The exercise:
Quote, verbatim, all material below, without pictures.

Rows:
::::::::::

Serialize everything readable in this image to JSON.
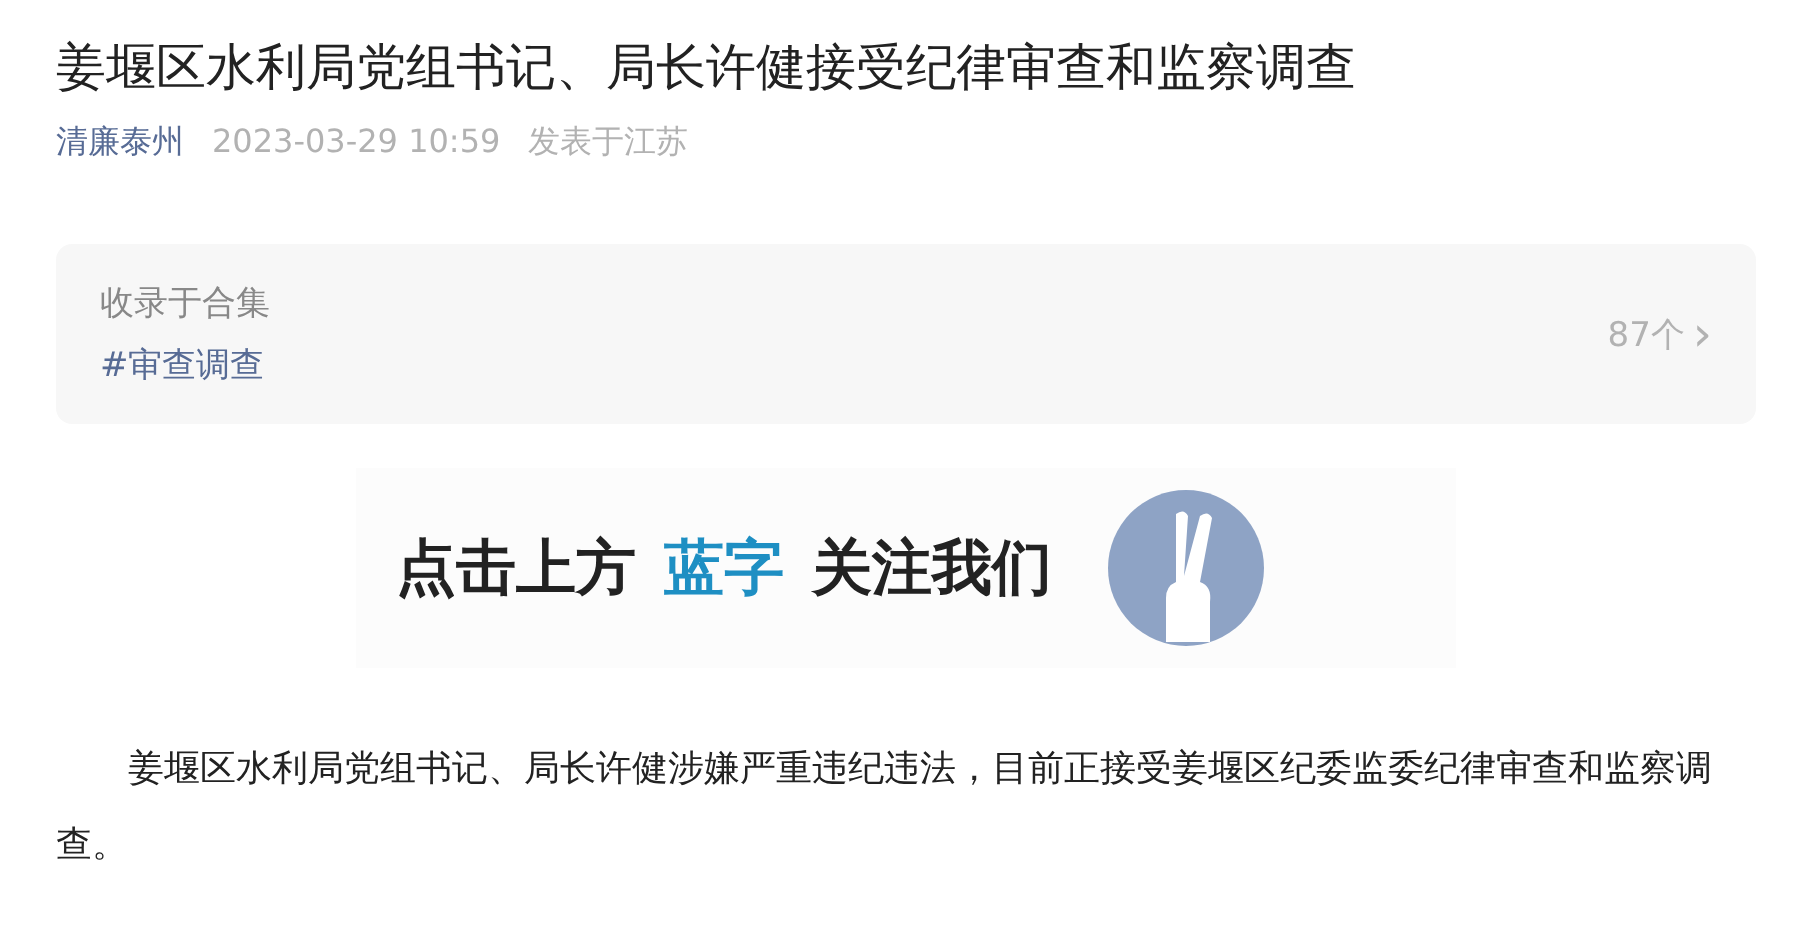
{
  "title": "姜堰区水利局党组书记、局长许健接受纪律审查和监察调查",
  "meta": {
    "account": "清廉泰州",
    "datetime": "2023-03-29 10:59",
    "location": "发表于江苏"
  },
  "collection": {
    "label": "收录于合集",
    "tag": "#审查调查",
    "count": "87个",
    "chevron": "›"
  },
  "banner": {
    "parts": [
      {
        "text": "点击上方",
        "kind": "plain"
      },
      {
        "text": "蓝字",
        "kind": "accent"
      },
      {
        "text": "关注我们",
        "kind": "plain"
      }
    ]
  },
  "paragraph": "姜堰区水利局党组书记、局长许健涉嫌严重违纪违法，目前正接受姜堰区纪委监委纪律审查和监察调查。"
}
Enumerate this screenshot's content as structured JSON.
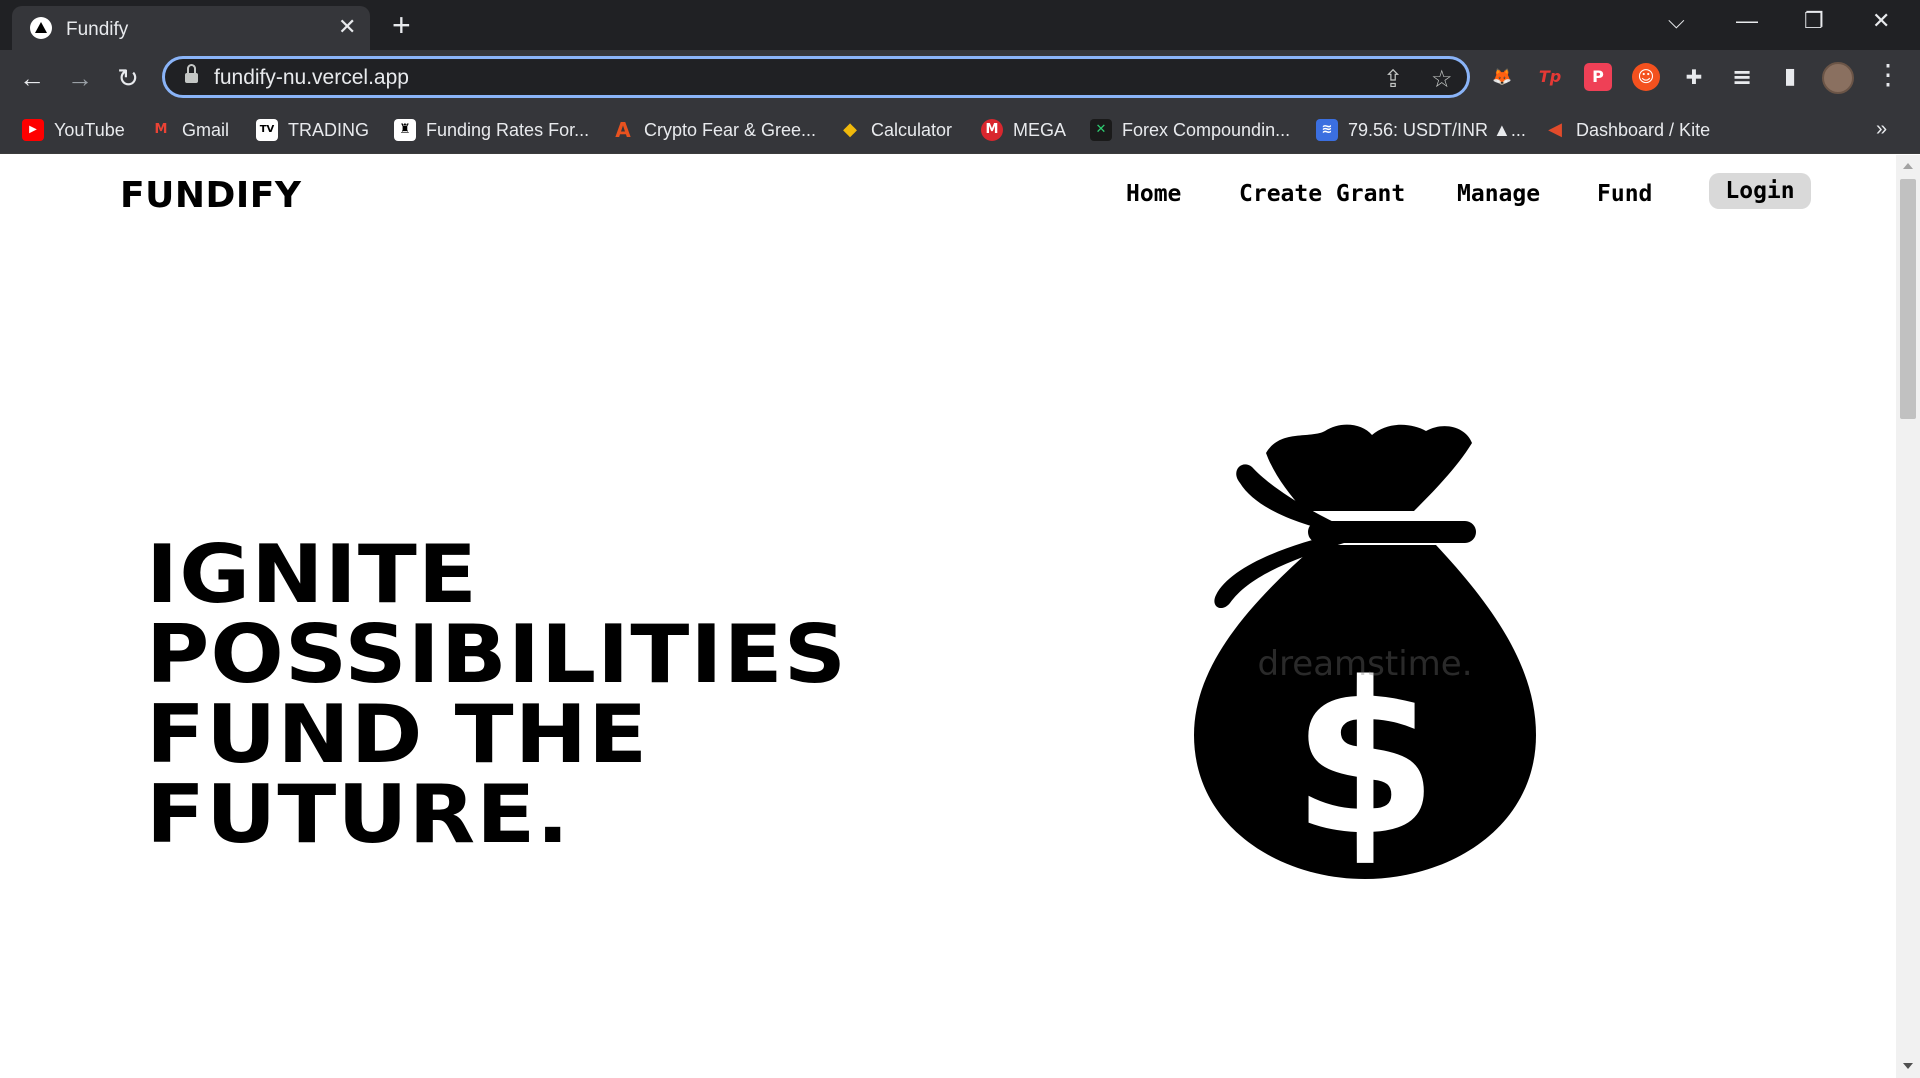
{
  "browser": {
    "tab": {
      "title": "Fundify",
      "close": "✕"
    },
    "new_tab": "+",
    "window_controls": {
      "tab_search": "⌵",
      "minimize": "—",
      "restore": "❐",
      "close": "✕"
    },
    "nav": {
      "back": "←",
      "forward": "→",
      "reload": "↻"
    },
    "address": {
      "url": "fundify-nu.vercel.app",
      "share": "⇪",
      "star": "☆"
    },
    "extensions": [
      {
        "name": "metamask-icon",
        "glyph": "🦊",
        "color": "#e8821e"
      },
      {
        "name": "tp-icon",
        "glyph": "Tp",
        "color": "#e53935"
      },
      {
        "name": "pocket-icon",
        "glyph": "P",
        "color": "#ef4056"
      },
      {
        "name": "emoji-icon",
        "glyph": "☺",
        "color": "#f4511e"
      },
      {
        "name": "puzzle-icon",
        "glyph": "✚",
        "color": "#5f6368"
      },
      {
        "name": "media-icon",
        "glyph": "≡",
        "color": "#5f6368"
      },
      {
        "name": "sidepanel-icon",
        "glyph": "▮",
        "color": "#5f6368"
      }
    ],
    "menu": "⋮",
    "bookmarks": [
      {
        "label": "YouTube",
        "icon": "youtube-icon",
        "glyph": "▶",
        "color": "#ff0000"
      },
      {
        "label": "Gmail",
        "icon": "gmail-icon",
        "glyph": "M",
        "color": "#ea4335"
      },
      {
        "label": "TRADING",
        "icon": "tradingview-icon",
        "glyph": "TV",
        "color": "#000000"
      },
      {
        "label": "Funding Rates For...",
        "icon": "funding-icon",
        "glyph": "♜",
        "color": "#000000"
      },
      {
        "label": "Crypto Fear & Gree...",
        "icon": "alternative-icon",
        "glyph": "A",
        "color": "#e8521f"
      },
      {
        "label": "Calculator",
        "icon": "binance-icon",
        "glyph": "◆",
        "color": "#f0b90b"
      },
      {
        "label": "MEGA",
        "icon": "mega-icon",
        "glyph": "M",
        "color": "#d9272e"
      },
      {
        "label": "Forex Compoundin...",
        "icon": "forex-icon",
        "glyph": "✕",
        "color": "#1a1a1a"
      },
      {
        "label": "79.56: USDT/INR ▲...",
        "icon": "chart-icon",
        "glyph": "≋",
        "color": "#3b6fe0"
      },
      {
        "label": "Dashboard / Kite",
        "icon": "kite-icon",
        "glyph": "◀",
        "color": "#e24b2b"
      }
    ],
    "bookmarks_more": "»"
  },
  "site": {
    "brand": "FUNDIFY",
    "nav": {
      "home": "Home",
      "create": "Create Grant",
      "manage": "Manage",
      "fund": "Fund",
      "login": "Login"
    },
    "hero_lines": [
      "IGNITE",
      "POSSIBILITIES",
      "FUND THE",
      "FUTURE."
    ],
    "watermark": "dreamstime."
  }
}
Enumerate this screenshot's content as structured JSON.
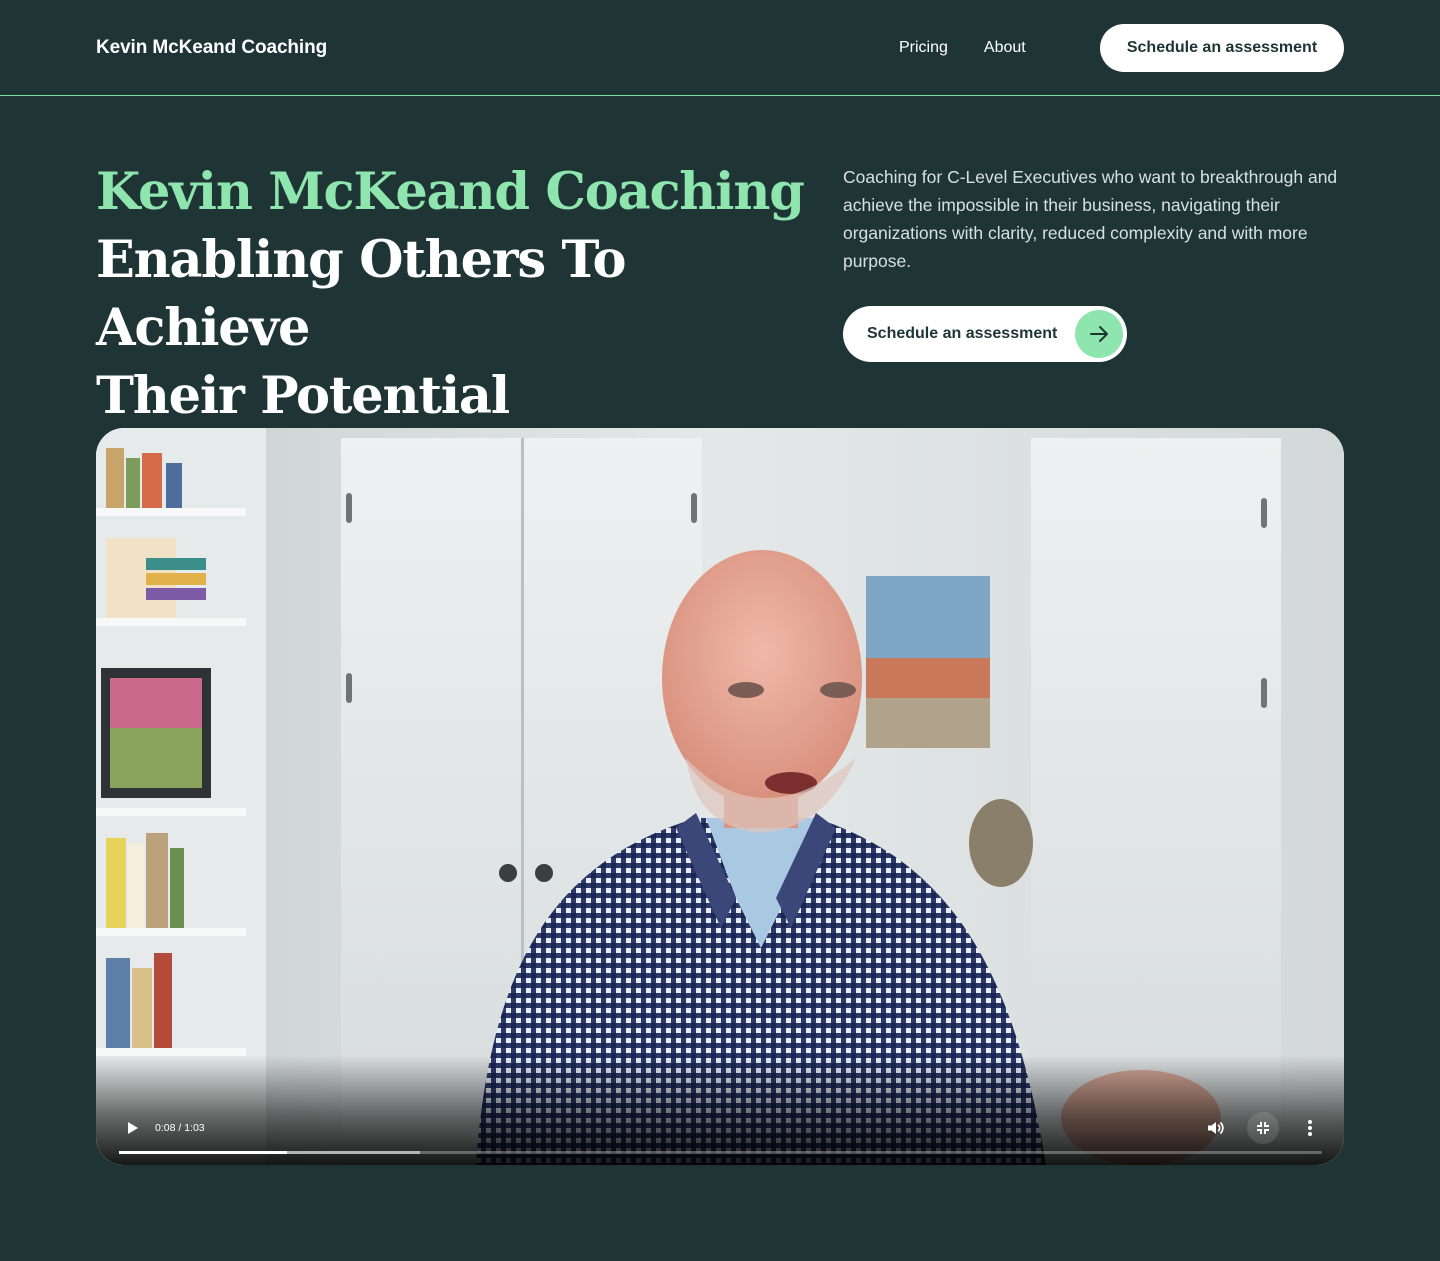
{
  "header": {
    "brand": "Kevin McKeand Coaching",
    "nav": [
      {
        "label": "Pricing"
      },
      {
        "label": "About"
      }
    ],
    "cta_label": "Schedule an assessment"
  },
  "hero": {
    "title_accent": "Kevin McKeand Coaching",
    "title_line_1": "Enabling Others To Achieve",
    "title_line_2": "Their Potential",
    "description": "Coaching for C-Level Executives who want to breakthrough and achieve the impossible in their business, navigating their organizations with clarity, reduced complexity and with more purpose.",
    "cta_label": "Schedule an assessment",
    "cta_icon": "arrow-right-icon"
  },
  "video": {
    "time_display": "0:08 / 1:03",
    "played_fraction": 0.14,
    "buffered_fraction": 0.25,
    "controls": [
      "play-icon",
      "volume-icon",
      "exit-fullscreen-icon",
      "more-options-icon"
    ]
  },
  "colors": {
    "background": "#1e3435",
    "accent": "#8ee5ad",
    "text": "#ffffff",
    "muted_text": "#d6e1df"
  }
}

::::::::::

Output:
Serialize everything readable in this image to JSON.
{
  "title": "姜堰区水利局党组书记、局长许健接受纪律审查和监察调查",
  "meta": {
    "account": "清廉泰州",
    "datetime": "2023-03-29 10:59",
    "location": "发表于江苏"
  },
  "collection": {
    "label": "收录于合集",
    "tag": "#审查调查",
    "count": "87个",
    "chevron": "›"
  },
  "banner": {
    "parts": [
      {
        "text": "点击上方",
        "kind": "plain"
      },
      {
        "text": "蓝字",
        "kind": "accent"
      },
      {
        "text": "关注我们",
        "kind": "plain"
      }
    ]
  },
  "paragraph": "姜堰区水利局党组书记、局长许健涉嫌严重违纪违法，目前正接受姜堰区纪委监委纪律审查和监察调查。"
}
Enumerate this screenshot's content as structured JSON.
{
  "browser": {
    "tab": {
      "title": "Fundify",
      "close": "✕"
    },
    "new_tab": "+",
    "window_controls": {
      "tab_search": "⌵",
      "minimize": "—",
      "restore": "❐",
      "close": "✕"
    },
    "nav": {
      "back": "←",
      "forward": "→",
      "reload": "↻"
    },
    "address": {
      "url": "fundify-nu.vercel.app",
      "share": "⇪",
      "star": "☆"
    },
    "extensions": [
      {
        "name": "metamask-icon",
        "glyph": "🦊",
        "color": "#e8821e"
      },
      {
        "name": "tp-icon",
        "glyph": "Tp",
        "color": "#e53935"
      },
      {
        "name": "pocket-icon",
        "glyph": "P",
        "color": "#ef4056"
      },
      {
        "name": "emoji-icon",
        "glyph": "☺",
        "color": "#f4511e"
      },
      {
        "name": "puzzle-icon",
        "glyph": "✚",
        "color": "#5f6368"
      },
      {
        "name": "media-icon",
        "glyph": "≡",
        "color": "#5f6368"
      },
      {
        "name": "sidepanel-icon",
        "glyph": "▮",
        "color": "#5f6368"
      }
    ],
    "menu": "⋮",
    "bookmarks": [
      {
        "label": "YouTube",
        "icon": "youtube-icon",
        "glyph": "▶",
        "color": "#ff0000"
      },
      {
        "label": "Gmail",
        "icon": "gmail-icon",
        "glyph": "M",
        "color": "#ea4335"
      },
      {
        "label": "TRADING",
        "icon": "tradingview-icon",
        "glyph": "TV",
        "color": "#000000"
      },
      {
        "label": "Funding Rates For...",
        "icon": "funding-icon",
        "glyph": "♜",
        "color": "#000000"
      },
      {
        "label": "Crypto Fear & Gree...",
        "icon": "alternative-icon",
        "glyph": "A",
        "color": "#e8521f"
      },
      {
        "label": "Calculator",
        "icon": "binance-icon",
        "glyph": "◆",
        "color": "#f0b90b"
      },
      {
        "label": "MEGA",
        "icon": "mega-icon",
        "glyph": "M",
        "color": "#d9272e"
      },
      {
        "label": "Forex Compoundin...",
        "icon": "forex-icon",
        "glyph": "✕",
        "color": "#1a1a1a"
      },
      {
        "label": "79.56: USDT/INR ▲...",
        "icon": "chart-icon",
        "glyph": "≋",
        "color": "#3b6fe0"
      },
      {
        "label": "Dashboard / Kite",
        "icon": "kite-icon",
        "glyph": "◀",
        "color": "#e24b2b"
      }
    ],
    "bookmarks_more": "»"
  },
  "site": {
    "brand": "FUNDIFY",
    "nav": {
      "home": "Home",
      "create": "Create Grant",
      "manage": "Manage",
      "fund": "Fund",
      "login": "Login"
    },
    "hero_lines": [
      "IGNITE",
      "POSSIBILITIES",
      "FUND THE",
      "FUTURE."
    ],
    "watermark": "dreamstime."
  }
}
Enumerate this screenshot's content as structured JSON.
{
  "header": {
    "brand": "Kevin McKeand Coaching",
    "nav": [
      {
        "label": "Pricing"
      },
      {
        "label": "About"
      }
    ],
    "cta_label": "Schedule an assessment"
  },
  "hero": {
    "title_accent": "Kevin McKeand Coaching",
    "title_line_1": "Enabling Others To Achieve",
    "title_line_2": "Their Potential",
    "description": "Coaching for C-Level Executives who want to breakthrough and achieve the impossible in their business, navigating their organizations with clarity, reduced complexity and with more purpose.",
    "cta_label": "Schedule an assessment",
    "cta_icon": "arrow-right-icon"
  },
  "video": {
    "time_display": "0:08 / 1:03",
    "played_fraction": 0.14,
    "buffered_fraction": 0.25,
    "controls": [
      "play-icon",
      "volume-icon",
      "exit-fullscreen-icon",
      "more-options-icon"
    ]
  },
  "colors": {
    "background": "#1e3435",
    "accent": "#8ee5ad",
    "text": "#ffffff",
    "muted_text": "#d6e1df"
  }
}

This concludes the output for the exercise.